** Task directions **
Go through the material and pull out every line with the string "pedal" in it.

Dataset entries

==*==

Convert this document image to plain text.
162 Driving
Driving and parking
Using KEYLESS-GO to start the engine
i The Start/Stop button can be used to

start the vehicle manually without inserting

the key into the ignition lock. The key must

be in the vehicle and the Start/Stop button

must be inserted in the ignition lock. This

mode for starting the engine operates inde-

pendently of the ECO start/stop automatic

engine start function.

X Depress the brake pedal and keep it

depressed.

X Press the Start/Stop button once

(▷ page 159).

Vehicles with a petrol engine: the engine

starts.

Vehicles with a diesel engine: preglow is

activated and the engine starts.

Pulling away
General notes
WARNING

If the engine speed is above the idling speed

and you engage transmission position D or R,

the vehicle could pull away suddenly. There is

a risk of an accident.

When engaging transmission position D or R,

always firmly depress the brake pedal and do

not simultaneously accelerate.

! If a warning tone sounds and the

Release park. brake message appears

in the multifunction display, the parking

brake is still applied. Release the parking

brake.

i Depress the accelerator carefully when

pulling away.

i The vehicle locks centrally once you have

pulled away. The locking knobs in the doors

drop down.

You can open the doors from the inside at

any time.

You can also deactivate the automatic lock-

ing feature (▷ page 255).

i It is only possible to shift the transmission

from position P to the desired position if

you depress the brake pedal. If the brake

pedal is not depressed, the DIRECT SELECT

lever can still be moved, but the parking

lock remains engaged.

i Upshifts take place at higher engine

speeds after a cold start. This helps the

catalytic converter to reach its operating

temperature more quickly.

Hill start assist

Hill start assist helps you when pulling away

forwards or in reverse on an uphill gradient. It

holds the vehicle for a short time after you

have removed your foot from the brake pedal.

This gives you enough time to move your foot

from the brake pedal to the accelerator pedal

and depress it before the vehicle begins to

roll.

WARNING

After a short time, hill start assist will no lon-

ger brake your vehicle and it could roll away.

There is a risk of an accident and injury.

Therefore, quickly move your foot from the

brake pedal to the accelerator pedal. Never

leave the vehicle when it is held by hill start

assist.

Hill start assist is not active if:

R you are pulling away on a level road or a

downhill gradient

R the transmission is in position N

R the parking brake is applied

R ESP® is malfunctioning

==*==

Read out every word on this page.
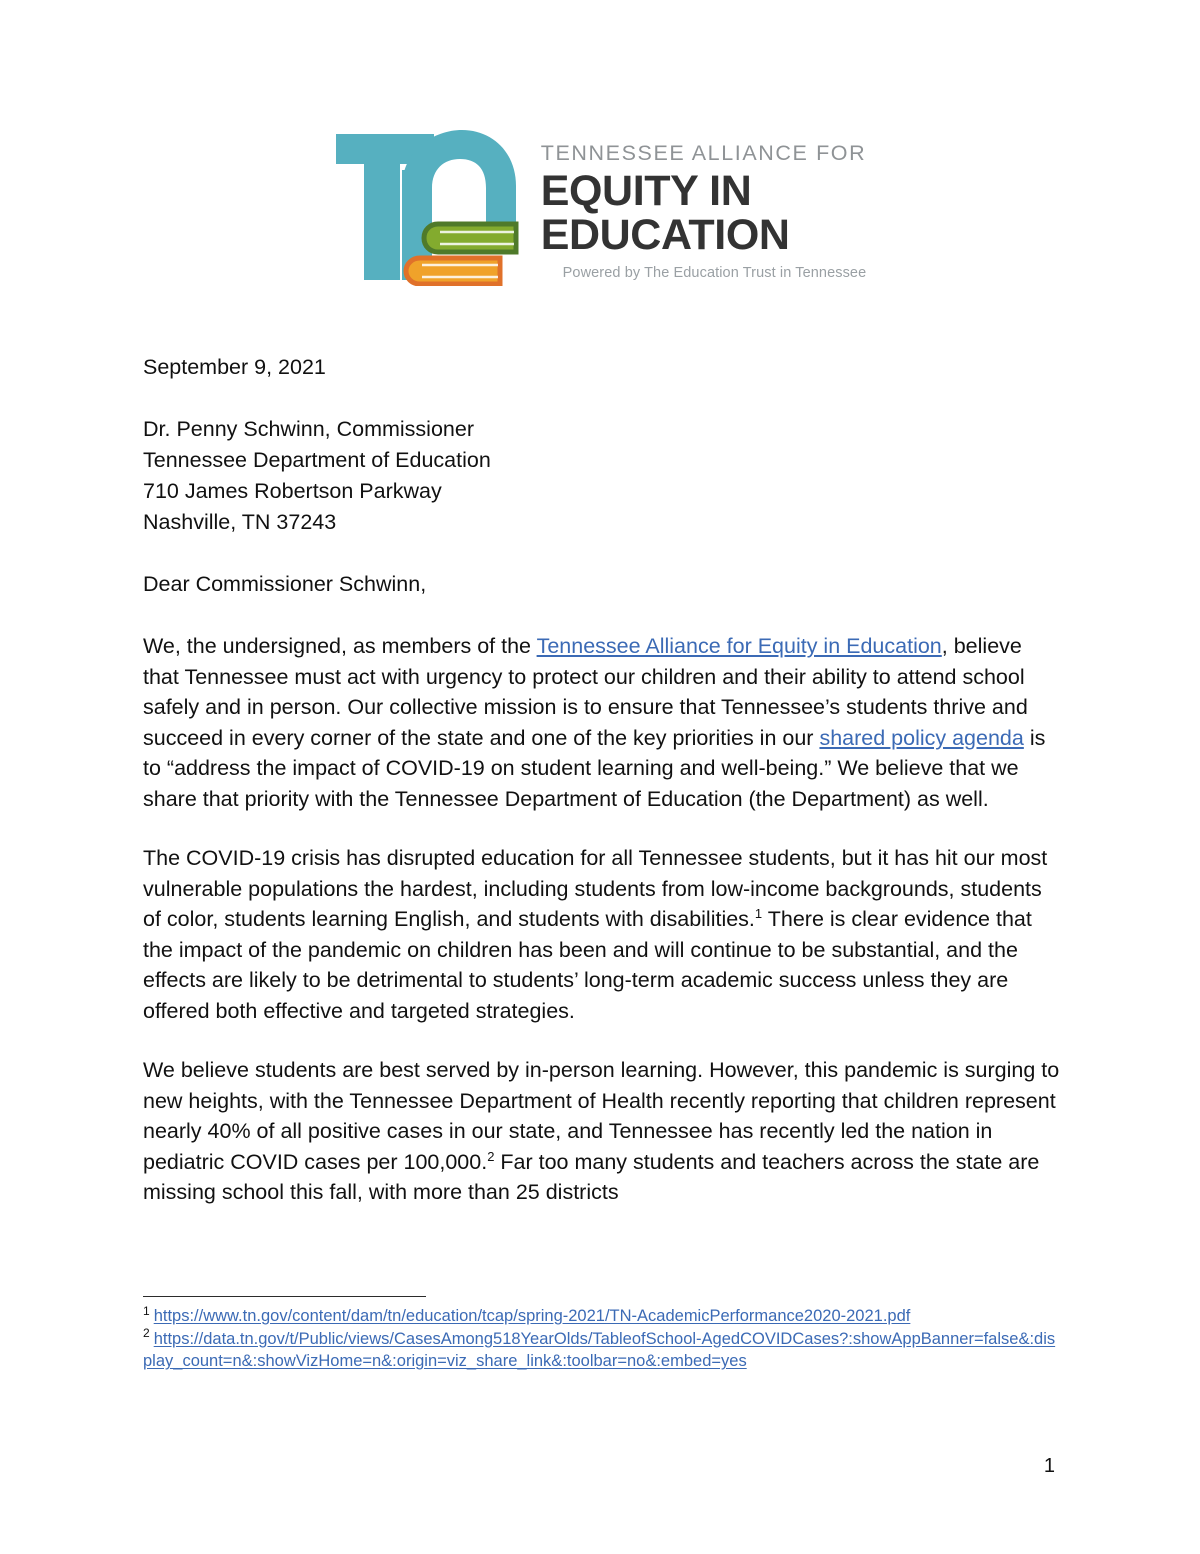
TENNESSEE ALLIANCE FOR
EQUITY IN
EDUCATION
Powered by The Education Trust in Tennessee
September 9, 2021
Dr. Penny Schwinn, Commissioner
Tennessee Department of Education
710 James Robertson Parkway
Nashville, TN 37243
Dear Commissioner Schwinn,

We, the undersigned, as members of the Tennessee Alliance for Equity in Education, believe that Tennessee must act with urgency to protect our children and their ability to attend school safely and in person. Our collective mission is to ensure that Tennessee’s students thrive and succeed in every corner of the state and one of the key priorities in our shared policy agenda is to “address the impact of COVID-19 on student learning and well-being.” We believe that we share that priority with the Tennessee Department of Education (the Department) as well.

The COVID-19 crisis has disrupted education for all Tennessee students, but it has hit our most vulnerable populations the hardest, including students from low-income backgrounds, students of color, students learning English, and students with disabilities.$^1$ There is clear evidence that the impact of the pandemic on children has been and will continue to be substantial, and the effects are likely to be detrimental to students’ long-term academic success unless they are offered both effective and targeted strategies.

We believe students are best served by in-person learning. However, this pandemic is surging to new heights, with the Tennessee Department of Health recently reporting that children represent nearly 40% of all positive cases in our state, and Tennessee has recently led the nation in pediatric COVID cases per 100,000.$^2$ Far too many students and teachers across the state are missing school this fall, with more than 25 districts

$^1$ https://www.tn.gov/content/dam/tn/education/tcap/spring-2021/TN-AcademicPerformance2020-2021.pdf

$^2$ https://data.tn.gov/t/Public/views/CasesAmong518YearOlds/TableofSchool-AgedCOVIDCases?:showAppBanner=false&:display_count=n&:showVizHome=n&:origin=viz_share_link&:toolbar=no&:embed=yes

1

==*==

** Answer to the problem **
X Depress the brake pedal and keep it
always firmly depress the brake pedal and do
you depress the brake pedal. If the brake
pedal is not depressed, the DIRECT SELECT
have removed your foot from the brake pedal.
from the brake pedal to the accelerator pedal
brake pedal to the accelerator pedal. Never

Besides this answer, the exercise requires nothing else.